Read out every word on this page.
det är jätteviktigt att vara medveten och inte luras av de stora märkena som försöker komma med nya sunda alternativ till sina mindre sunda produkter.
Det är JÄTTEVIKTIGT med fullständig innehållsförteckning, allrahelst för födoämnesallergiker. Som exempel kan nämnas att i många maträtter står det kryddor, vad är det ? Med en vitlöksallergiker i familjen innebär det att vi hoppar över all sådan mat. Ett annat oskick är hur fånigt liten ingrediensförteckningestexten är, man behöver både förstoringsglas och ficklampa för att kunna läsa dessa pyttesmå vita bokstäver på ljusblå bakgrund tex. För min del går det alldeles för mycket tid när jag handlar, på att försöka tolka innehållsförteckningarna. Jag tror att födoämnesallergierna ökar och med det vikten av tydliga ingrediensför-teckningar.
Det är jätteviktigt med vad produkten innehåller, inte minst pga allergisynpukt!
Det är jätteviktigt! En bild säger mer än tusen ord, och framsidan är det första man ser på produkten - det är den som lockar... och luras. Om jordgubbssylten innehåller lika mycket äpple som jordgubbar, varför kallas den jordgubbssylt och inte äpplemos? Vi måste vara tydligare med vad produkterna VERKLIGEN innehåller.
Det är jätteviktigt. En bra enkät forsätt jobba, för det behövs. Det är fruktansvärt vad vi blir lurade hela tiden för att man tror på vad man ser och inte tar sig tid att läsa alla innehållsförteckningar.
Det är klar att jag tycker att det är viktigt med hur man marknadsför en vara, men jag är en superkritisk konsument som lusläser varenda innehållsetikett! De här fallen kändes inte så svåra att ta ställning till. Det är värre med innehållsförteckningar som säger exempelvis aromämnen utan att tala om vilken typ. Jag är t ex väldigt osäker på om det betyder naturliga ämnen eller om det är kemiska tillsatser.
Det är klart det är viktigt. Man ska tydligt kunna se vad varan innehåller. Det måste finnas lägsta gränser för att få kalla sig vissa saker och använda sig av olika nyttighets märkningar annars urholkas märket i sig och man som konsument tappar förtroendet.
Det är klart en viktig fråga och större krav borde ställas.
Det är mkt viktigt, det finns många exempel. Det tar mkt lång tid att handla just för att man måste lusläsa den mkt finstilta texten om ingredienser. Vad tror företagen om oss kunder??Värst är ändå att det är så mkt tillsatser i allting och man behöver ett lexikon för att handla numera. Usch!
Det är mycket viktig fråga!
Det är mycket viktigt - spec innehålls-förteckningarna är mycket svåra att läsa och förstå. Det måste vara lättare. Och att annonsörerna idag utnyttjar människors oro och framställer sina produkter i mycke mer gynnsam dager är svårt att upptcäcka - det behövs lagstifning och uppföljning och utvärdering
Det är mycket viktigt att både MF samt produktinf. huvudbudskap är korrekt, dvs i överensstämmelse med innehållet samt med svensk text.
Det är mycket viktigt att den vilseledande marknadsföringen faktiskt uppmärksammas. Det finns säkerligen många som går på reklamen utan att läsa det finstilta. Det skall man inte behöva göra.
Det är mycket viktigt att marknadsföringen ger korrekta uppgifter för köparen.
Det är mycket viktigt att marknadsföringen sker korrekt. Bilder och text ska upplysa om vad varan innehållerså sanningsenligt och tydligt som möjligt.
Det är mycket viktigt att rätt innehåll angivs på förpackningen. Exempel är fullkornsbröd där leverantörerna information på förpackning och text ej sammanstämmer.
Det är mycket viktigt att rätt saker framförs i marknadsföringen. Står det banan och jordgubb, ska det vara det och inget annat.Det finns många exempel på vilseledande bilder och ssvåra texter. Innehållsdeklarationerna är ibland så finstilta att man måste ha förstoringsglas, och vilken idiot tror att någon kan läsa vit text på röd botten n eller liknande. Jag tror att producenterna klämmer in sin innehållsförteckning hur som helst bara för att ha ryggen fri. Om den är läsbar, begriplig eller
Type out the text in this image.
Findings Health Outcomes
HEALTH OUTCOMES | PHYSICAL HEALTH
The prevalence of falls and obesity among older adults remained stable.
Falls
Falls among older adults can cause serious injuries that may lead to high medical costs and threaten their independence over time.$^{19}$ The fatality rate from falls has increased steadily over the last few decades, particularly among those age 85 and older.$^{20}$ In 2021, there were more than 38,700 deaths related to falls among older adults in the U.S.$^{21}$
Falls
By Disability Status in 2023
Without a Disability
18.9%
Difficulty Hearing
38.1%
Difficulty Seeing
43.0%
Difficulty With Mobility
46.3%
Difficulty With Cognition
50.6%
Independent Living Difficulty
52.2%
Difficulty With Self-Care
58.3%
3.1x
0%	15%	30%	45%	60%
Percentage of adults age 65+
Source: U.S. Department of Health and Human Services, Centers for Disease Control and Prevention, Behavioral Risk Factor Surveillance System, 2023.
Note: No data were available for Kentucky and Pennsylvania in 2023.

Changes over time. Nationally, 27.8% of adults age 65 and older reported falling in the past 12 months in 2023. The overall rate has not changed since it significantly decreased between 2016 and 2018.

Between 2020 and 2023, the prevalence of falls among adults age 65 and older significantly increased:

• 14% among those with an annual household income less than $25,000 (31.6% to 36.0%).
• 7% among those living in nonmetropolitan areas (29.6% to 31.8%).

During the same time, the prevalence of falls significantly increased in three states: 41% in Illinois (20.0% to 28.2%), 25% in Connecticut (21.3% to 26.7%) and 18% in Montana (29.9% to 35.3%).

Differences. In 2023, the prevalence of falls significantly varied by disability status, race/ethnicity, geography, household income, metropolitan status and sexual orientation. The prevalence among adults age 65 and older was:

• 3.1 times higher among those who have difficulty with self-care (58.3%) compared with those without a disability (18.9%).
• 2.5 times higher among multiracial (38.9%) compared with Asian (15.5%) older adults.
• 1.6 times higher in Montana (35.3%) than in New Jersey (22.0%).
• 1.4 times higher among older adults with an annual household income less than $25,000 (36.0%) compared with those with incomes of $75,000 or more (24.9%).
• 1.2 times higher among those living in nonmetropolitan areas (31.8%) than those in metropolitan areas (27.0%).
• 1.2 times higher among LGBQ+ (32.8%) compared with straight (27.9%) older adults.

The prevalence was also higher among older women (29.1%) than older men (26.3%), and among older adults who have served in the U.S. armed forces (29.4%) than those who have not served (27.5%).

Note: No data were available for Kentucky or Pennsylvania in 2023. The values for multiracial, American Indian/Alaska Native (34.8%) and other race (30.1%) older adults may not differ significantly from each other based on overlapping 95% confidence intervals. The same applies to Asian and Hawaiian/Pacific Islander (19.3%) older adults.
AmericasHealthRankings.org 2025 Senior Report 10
--------------------
What needs to be done -
The entries above should be repeated exactly, every one of them.

Answer to the exercise -
Read out every word on this page.
det är jätteviktigt att vara medveten och inte luras av de stora märkena som försöker komma med nya sunda alternativ till sina mindre sunda produkter.
Det är JÄTTEVIKTIGT med fullständig innehållsförteckning, allrahelst för födoämnesallergiker. Som exempel kan nämnas att i många maträtter står det kryddor, vad är det ? Med en vitlöksallergiker i familjen innebär det att vi hoppar över all sådan mat. Ett annat oskick är hur fånigt liten ingrediensförteckningestexten är, man behöver både förstoringsglas och ficklampa för att kunna läsa dessa pyttesmå vita bokstäver på ljusblå bakgrund tex. För min del går det alldeles för mycket tid när jag handlar, på att försöka tolka innehållsförteckningarna. Jag tror att födoämnesallergierna ökar och med det vikten av tydliga ingrediensför-teckningar.
Det är jätteviktigt med vad produkten innehåller, inte minst pga allergisynpukt!
Det är jätteviktigt! En bild säger mer än tusen ord, och framsidan är det första man ser på produkten - det är den som lockar... och luras. Om jordgubbssylten innehåller lika mycket äpple som jordgubbar, varför kallas den jordgubbssylt och inte äpplemos? Vi måste vara tydligare med vad produkterna VERKLIGEN innehåller.
Det är jätteviktigt. En bra enkät forsätt jobba, för det behövs. Det är fruktansvärt vad vi blir lurade hela tiden för att man tror på vad man ser och inte tar sig tid att läsa alla innehållsförteckningar.
Det är klar att jag tycker att det är viktigt med hur man marknadsför en vara, men jag är en superkritisk konsument som lusläser varenda innehållsetikett! De här fallen kändes inte så svåra att ta ställning till. Det är värre med innehållsförteckningar som säger exempelvis aromämnen utan att tala om vilken typ. Jag är t ex väldigt osäker på om det betyder naturliga ämnen eller om det är kemiska tillsatser.
Det är klart det är viktigt. Man ska tydligt kunna se vad varan innehåller. Det måste finnas lägsta gränser för att få kalla sig vissa saker och använda sig av olika nyttighets märkningar annars urholkas märket i sig och man som konsument tappar förtroendet.
Det är klart en viktig fråga och större krav borde ställas.
Det är mkt viktigt, det finns många exempel. Det tar mkt lång tid att handla just för att man måste lusläsa den mkt finstilta texten om ingredienser. Vad tror företagen om oss kunder??Värst är ändå att det är så mkt tillsatser i allting och man behöver ett lexikon för att handla numera. Usch!
Det är mycket viktig fråga!
Det är mycket viktigt - spec innehålls-förteckningarna är mycket svåra att läsa och förstå. Det måste vara lättare. Och att annonsörerna idag utnyttjar människors oro och framställer sina produkter i mycke mer gynnsam dager är svårt att upptcäcka - det behövs lagstifning och uppföljning och utvärdering
Det är mycket viktigt att både MF samt produktinf. huvudbudskap är korrekt, dvs i överensstämmelse med innehållet samt med svensk text.
Det är mycket viktigt att den vilseledande marknadsföringen faktiskt uppmärksammas. Det finns säkerligen många som går på reklamen utan att läsa det finstilta. Det skall man inte behöva göra.
Det är mycket viktigt att marknadsföringen ger korrekta uppgifter för köparen.
Det är mycket viktigt att marknadsföringen sker korrekt. Bilder och text ska upplysa om vad varan innehållerså sanningsenligt och tydligt som möjligt.
Det är mycket viktigt att rätt innehåll angivs på förpackningen. Exempel är fullkornsbröd där leverantörerna information på förpackning och text ej sammanstämmer.
Det är mycket viktigt att rätt saker framförs i marknadsföringen. Står det banan och jordgubb, ska det vara det och inget annat.Det finns många exempel på vilseledande bilder och ssvåra texter. Innehållsdeklarationerna är ibland så finstilta att man måste ha förstoringsglas, och vilken idiot tror att någon kan läsa vit text på röd botten n eller liknande. Jag tror att producenterna klämmer in sin innehållsförteckning hur som helst bara för att ha ryggen fri. Om den är läsbar, begriplig eller
Type out the text in this image.
Findings Health Outcomes
HEALTH OUTCOMES | PHYSICAL HEALTH
The prevalence of falls and obesity among older adults remained stable.
Falls
Falls among older adults can cause serious injuries that may lead to high medical costs and threaten their independence over time.$^{19}$ The fatality rate from falls has increased steadily over the last few decades, particularly among those age 85 and older.$^{20}$ In 2021, there were more than 38,700 deaths related to falls among older adults in the U.S.$^{21}$
Falls
By Disability Status in 2023
Without a Disability
18.9%
Difficulty Hearing
38.1%
Difficulty Seeing
43.0%
Difficulty With Mobility
46.3%
Difficulty With Cognition
50.6%
Independent Living Difficulty
52.2%
Difficulty With Self-Care
58.3%
3.1x
0%	15%	30%	45%	60%
Percentage of adults age 65+
Source: U.S. Department of Health and Human Services, Centers for Disease Control and Prevention, Behavioral Risk Factor Surveillance System, 2023.
Note: No data were available for Kentucky and Pennsylvania in 2023.

Changes over time. Nationally, 27.8% of adults age 65 and older reported falling in the past 12 months in 2023. The overall rate has not changed since it significantly decreased between 2016 and 2018.

Between 2020 and 2023, the prevalence of falls among adults age 65 and older significantly increased:

• 14% among those with an annual household income less than $25,000 (31.6% to 36.0%).
• 7% among those living in nonmetropolitan areas (29.6% to 31.8%).

During the same time, the prevalence of falls significantly increased in three states: 41% in Illinois (20.0% to 28.2%), 25% in Connecticut (21.3% to 26.7%) and 18% in Montana (29.9% to 35.3%).

Differences. In 2023, the prevalence of falls significantly varied by disability status, race/ethnicity, geography, household income, metropolitan status and sexual orientation. The prevalence among adults age 65 and older was:

• 3.1 times higher among those who have difficulty with self-care (58.3%) compared with those without a disability (18.9%).
• 2.5 times higher among multiracial (38.9%) compared with Asian (15.5%) older adults.
• 1.6 times higher in Montana (35.3%) than in New Jersey (22.0%).
• 1.4 times higher among older adults with an annual household income less than $25,000 (36.0%) compared with those with incomes of $75,000 or more (24.9%).
• 1.2 times higher among those living in nonmetropolitan areas (31.8%) than those in metropolitan areas (27.0%).
• 1.2 times higher among LGBQ+ (32.8%) compared with straight (27.9%) older adults.

The prevalence was also higher among older women (29.1%) than older men (26.3%), and among older adults who have served in the U.S. armed forces (29.4%) than those who have not served (27.5%).

Note: No data were available for Kentucky or Pennsylvania in 2023. The values for multiracial, American Indian/Alaska Native (34.8%) and other race (30.1%) older adults may not differ significantly from each other based on overlapping 95% confidence intervals. The same applies to Asian and Hawaiian/Pacific Islander (19.3%) older adults.
AmericasHealthRankings.org 2025 Senior Report 10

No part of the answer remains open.